- [Directions]
Return all lines with the word "Prodejní" in them.

** START OF Data for the task **

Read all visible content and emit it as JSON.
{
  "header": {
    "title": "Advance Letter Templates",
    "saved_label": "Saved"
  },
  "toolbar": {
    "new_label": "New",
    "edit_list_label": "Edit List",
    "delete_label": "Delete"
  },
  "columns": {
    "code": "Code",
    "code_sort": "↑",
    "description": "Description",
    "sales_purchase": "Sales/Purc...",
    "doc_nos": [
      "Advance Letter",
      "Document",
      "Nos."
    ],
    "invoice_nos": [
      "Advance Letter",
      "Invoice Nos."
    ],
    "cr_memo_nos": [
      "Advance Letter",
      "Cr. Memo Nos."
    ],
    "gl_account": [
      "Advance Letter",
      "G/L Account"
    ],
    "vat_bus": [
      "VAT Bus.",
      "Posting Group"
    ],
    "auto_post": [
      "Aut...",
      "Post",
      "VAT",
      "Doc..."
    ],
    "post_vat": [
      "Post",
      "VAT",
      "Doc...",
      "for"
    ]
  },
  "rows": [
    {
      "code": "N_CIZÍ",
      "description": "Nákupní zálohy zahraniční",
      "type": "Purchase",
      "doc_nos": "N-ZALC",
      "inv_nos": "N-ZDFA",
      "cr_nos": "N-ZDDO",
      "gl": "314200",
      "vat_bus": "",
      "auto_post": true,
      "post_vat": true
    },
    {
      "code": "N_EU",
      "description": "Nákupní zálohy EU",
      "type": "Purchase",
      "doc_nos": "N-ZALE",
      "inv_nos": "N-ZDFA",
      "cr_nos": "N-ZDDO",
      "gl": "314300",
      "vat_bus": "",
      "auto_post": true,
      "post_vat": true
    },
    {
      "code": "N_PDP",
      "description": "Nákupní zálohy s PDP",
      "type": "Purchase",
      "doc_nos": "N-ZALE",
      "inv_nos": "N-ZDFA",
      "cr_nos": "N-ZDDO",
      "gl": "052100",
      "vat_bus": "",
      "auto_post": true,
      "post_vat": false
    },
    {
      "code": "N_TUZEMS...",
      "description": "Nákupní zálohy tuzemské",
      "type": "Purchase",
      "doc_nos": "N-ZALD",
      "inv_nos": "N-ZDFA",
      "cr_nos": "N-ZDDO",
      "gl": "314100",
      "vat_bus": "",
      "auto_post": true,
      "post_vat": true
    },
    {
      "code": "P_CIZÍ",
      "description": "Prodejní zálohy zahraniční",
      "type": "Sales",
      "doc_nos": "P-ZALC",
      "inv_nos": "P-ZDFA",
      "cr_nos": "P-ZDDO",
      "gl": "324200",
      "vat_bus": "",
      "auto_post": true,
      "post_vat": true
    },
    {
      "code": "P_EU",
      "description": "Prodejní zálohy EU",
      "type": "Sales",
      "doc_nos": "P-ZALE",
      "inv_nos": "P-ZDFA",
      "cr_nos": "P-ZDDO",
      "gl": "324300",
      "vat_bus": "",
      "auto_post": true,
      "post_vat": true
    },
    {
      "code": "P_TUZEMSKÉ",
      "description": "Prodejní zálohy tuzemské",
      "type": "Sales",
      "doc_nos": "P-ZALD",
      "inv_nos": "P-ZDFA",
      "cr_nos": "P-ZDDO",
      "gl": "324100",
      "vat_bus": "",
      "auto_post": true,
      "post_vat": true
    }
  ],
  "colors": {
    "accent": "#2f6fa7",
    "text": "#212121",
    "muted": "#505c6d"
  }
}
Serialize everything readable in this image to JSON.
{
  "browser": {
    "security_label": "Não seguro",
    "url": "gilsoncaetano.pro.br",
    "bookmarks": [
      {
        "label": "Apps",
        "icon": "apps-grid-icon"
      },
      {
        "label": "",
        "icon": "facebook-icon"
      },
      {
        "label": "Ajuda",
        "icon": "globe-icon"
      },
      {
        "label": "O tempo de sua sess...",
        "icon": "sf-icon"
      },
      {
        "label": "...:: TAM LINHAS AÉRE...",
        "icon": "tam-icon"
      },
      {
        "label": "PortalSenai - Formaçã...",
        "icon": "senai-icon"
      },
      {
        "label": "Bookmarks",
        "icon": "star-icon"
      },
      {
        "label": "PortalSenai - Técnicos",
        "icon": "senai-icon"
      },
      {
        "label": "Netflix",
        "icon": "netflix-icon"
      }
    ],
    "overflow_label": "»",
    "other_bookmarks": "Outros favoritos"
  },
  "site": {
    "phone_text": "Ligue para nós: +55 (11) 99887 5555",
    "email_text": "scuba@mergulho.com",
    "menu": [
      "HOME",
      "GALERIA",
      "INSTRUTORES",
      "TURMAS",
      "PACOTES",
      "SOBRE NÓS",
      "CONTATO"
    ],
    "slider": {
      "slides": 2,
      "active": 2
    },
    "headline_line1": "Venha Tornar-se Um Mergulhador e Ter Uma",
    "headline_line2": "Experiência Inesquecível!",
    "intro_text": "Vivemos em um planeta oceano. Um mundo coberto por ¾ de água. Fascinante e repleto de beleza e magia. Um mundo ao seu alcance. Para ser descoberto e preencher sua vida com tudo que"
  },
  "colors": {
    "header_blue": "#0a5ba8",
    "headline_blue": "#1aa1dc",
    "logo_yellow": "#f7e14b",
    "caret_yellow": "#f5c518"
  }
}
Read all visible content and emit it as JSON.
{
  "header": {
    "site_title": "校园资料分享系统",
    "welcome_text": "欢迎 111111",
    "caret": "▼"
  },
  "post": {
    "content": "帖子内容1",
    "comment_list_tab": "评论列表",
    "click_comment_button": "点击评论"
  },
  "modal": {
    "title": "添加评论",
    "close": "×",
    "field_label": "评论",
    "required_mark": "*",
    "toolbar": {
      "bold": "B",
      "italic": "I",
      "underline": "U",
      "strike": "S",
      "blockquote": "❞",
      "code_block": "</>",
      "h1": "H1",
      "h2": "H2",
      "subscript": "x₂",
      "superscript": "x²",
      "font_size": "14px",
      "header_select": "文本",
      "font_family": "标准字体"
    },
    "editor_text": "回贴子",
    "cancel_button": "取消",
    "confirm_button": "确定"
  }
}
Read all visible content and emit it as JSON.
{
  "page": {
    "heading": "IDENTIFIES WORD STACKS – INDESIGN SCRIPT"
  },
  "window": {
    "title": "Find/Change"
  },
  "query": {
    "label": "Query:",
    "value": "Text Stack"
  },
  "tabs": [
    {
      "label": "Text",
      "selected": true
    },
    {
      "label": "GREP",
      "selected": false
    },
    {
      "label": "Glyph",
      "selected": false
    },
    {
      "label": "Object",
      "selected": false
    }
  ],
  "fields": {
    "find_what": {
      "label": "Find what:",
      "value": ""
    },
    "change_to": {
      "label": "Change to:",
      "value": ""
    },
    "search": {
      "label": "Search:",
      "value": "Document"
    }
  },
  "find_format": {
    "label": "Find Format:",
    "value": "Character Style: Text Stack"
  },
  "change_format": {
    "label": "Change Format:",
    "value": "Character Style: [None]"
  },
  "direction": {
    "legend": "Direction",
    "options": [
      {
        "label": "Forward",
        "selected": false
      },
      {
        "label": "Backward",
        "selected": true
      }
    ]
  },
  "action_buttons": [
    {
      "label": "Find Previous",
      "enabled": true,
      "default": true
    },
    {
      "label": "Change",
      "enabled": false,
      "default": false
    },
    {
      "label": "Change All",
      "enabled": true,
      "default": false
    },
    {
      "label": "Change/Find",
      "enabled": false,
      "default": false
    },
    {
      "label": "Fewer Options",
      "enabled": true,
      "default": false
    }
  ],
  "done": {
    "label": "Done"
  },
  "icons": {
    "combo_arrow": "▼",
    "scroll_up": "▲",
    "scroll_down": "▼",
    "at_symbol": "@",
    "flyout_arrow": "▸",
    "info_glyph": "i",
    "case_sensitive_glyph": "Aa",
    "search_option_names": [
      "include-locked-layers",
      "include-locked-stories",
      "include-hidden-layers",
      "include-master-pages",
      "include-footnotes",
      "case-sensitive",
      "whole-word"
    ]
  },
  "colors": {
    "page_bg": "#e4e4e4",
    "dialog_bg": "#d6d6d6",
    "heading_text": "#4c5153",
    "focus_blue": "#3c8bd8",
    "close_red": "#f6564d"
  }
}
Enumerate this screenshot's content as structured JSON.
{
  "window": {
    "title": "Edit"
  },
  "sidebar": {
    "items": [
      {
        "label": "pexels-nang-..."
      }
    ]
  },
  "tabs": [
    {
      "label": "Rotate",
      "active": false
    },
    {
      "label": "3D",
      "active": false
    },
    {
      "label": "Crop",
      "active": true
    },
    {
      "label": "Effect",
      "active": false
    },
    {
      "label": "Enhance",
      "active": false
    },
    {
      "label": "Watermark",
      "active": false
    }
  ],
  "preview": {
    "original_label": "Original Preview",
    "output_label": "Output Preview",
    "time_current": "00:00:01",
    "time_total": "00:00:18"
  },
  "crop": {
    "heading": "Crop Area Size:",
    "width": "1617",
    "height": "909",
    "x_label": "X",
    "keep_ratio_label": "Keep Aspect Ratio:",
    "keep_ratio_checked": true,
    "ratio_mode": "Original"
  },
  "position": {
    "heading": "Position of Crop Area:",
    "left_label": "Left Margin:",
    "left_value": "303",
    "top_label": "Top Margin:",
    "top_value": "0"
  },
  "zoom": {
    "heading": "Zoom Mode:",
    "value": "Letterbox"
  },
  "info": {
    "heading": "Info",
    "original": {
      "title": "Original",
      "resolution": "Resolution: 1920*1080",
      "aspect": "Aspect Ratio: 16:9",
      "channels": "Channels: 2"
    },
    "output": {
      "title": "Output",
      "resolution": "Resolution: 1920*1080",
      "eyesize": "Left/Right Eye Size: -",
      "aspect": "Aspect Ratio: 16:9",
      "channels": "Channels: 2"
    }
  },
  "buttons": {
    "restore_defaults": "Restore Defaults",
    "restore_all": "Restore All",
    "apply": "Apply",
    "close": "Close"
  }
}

** END OF Data for the task **

- [Response]
      "description": "Prodejní zálohy zahraniční",
      "description": "Prodejní zálohy EU",
      "description": "Prodejní zálohy tuzemské",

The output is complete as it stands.